- [STATED PROBLEM]: Give back the whole listing exactly as shown.

## BEGIN EXERCISE INPUTS

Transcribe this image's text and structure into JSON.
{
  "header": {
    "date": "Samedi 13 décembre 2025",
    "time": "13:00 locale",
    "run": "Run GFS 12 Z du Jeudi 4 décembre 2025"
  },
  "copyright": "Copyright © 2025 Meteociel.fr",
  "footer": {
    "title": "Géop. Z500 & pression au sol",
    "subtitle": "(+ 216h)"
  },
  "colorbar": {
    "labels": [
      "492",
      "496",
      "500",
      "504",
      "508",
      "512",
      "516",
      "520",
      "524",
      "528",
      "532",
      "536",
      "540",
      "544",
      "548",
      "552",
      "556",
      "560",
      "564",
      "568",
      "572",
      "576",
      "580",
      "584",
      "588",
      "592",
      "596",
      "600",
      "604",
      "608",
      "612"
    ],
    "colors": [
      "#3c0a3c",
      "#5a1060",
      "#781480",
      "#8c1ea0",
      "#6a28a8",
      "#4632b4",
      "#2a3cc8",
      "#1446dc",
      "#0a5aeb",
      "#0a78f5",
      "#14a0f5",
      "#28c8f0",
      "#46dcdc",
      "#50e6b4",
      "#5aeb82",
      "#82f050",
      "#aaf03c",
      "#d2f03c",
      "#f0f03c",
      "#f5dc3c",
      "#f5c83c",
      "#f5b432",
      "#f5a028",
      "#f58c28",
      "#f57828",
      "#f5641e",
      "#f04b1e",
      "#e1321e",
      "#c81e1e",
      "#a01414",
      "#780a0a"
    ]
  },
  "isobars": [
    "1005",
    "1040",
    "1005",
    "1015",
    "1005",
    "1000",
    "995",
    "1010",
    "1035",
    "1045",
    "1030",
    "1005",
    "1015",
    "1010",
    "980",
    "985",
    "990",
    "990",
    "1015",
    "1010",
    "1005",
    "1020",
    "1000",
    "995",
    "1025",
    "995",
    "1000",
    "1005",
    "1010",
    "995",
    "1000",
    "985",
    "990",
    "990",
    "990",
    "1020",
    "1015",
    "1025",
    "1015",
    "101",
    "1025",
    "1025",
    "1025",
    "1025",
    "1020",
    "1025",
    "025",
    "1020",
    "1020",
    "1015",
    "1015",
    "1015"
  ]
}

## END EXERCISE INPUTS

- [REPLY TO THE EXERCISE]:
Transcribe this image's text and structure into JSON.
{
  "header": {
    "date": "Samedi 13 décembre 2025",
    "time": "13:00 locale",
    "run": "Run GFS 12 Z du Jeudi 4 décembre 2025"
  },
  "copyright": "Copyright © 2025 Meteociel.fr",
  "footer": {
    "title": "Géop. Z500 & pression au sol",
    "subtitle": "(+ 216h)"
  },
  "colorbar": {
    "labels": [
      "492",
      "496",
      "500",
      "504",
      "508",
      "512",
      "516",
      "520",
      "524",
      "528",
      "532",
      "536",
      "540",
      "544",
      "548",
      "552",
      "556",
      "560",
      "564",
      "568",
      "572",
      "576",
      "580",
      "584",
      "588",
      "592",
      "596",
      "600",
      "604",
      "608",
      "612"
    ],
    "colors": [
      "#3c0a3c",
      "#5a1060",
      "#781480",
      "#8c1ea0",
      "#6a28a8",
      "#4632b4",
      "#2a3cc8",
      "#1446dc",
      "#0a5aeb",
      "#0a78f5",
      "#14a0f5",
      "#28c8f0",
      "#46dcdc",
      "#50e6b4",
      "#5aeb82",
      "#82f050",
      "#aaf03c",
      "#d2f03c",
      "#f0f03c",
      "#f5dc3c",
      "#f5c83c",
      "#f5b432",
      "#f5a028",
      "#f58c28",
      "#f57828",
      "#f5641e",
      "#f04b1e",
      "#e1321e",
      "#c81e1e",
      "#a01414",
      "#780a0a"
    ]
  },
  "isobars": [
    "1005",
    "1040",
    "1005",
    "1015",
    "1005",
    "1000",
    "995",
    "1010",
    "1035",
    "1045",
    "1030",
    "1005",
    "1015",
    "1010",
    "980",
    "985",
    "990",
    "990",
    "1015",
    "1010",
    "1005",
    "1020",
    "1000",
    "995",
    "1025",
    "995",
    "1000",
    "1005",
    "1010",
    "995",
    "1000",
    "985",
    "990",
    "990",
    "990",
    "1020",
    "1015",
    "1025",
    "1015",
    "101",
    "1025",
    "1025",
    "1025",
    "1025",
    "1020",
    "1025",
    "025",
    "1020",
    "1020",
    "1015",
    "1015",
    "1015"
  ]
}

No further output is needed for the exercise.